Source extract –
.....
The orbit of moon A around planet B could take about a single Earth day. The Galilean moons of Jupiter orbit at distances and periods of 421,700 kilometers and 1.769 days (Io), 676,938 kilometers and 3.551 days (Europa), 1,070,400 kilometers and 7.154 days (Ganymede), and 1,882,700 kilometers and 16.689 days (Callisto).
You would want the moon to orbit faster to have a strong enough magnetic field to protect it from solar wind.
And as the moon A obits planet B it will gradually recede farther and farther away from planet B, as Earth's moon gradually recedes from the Earth. Until eventually Moon A's orbital period around Planet B will equal in length planet B's orbital period around star C.
So moon A will rotate at such a speed that it will always keep the same side facing toward planet B and away from star C and the other side facing away from planet B and toward star C.
The sub stellar point on moon A will always get direct vertical light from Star C and will get hotter and hotter. Hot water in the oceans and hot air in the atmosphere will flow away from the sub stellar point to the opposite side of the planet that gets no light from star C. Since they get no starlight there, they would normally freeze.
But the point opposite to the sub stellar point on moon A will be pointing toward planet B, a huge gas giant planet that might have a high albedo and might reflect a lot of light from star C back to the side of Moon C and heat it up. Thus moon A might have a hot area that gets constant direct light from star C, an opposite warm area that gets light from star C reflected off of planet B, and a cold area on the edge between the two hemispheres.
Could a gas giant planet and its hypothetical Earth sized moon orbit a star close enough to get as much light and heat from the star as Earth Gets from the Sun?
.....
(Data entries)
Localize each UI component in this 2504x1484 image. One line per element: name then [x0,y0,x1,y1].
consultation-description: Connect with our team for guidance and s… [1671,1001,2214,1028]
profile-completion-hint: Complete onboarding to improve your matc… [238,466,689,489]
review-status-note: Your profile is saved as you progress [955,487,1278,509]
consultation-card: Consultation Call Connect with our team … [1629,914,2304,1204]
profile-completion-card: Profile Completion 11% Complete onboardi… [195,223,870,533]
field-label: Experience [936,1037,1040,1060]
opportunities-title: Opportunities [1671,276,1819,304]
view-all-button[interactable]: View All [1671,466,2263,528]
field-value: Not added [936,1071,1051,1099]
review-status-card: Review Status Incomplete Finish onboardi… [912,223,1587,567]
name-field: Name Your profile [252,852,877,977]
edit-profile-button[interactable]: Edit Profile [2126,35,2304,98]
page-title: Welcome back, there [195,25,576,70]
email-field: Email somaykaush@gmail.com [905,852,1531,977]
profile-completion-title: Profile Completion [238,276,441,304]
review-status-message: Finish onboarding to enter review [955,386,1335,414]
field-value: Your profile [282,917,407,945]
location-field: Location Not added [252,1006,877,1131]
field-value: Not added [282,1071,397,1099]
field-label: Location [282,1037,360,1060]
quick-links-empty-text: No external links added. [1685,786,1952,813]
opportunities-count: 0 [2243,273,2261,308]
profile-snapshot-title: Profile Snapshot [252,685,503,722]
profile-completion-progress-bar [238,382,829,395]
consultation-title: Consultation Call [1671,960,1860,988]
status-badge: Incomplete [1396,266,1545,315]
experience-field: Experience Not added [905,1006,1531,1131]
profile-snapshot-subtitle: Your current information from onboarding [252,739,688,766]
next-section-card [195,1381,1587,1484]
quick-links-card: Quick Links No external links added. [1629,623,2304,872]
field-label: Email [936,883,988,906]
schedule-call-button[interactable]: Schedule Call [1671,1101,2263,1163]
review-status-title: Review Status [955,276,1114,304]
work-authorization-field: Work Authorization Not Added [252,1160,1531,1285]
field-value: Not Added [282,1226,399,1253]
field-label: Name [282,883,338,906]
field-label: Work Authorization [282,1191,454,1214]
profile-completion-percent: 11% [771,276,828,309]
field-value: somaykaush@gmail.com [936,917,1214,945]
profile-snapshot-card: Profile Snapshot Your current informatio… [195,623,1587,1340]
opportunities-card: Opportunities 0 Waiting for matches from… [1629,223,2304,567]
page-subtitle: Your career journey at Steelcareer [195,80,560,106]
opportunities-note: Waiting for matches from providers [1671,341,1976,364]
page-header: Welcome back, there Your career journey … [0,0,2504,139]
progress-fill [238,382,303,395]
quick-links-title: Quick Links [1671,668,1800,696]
.....
Questions on the material –
1) In the moon passage, what orbital period is given for Europa?
2) From the moon passage, reproduce word for word everything from "So moon A will" down to "toward star C.".
The data here bear no relation to the moon passage.

Task responses –
1) 3.551 days

2)
So moon A will rotate at such a speed that it will always keep the same side facing toward planet B and away from star C and the other side facing away from planet B and toward star C.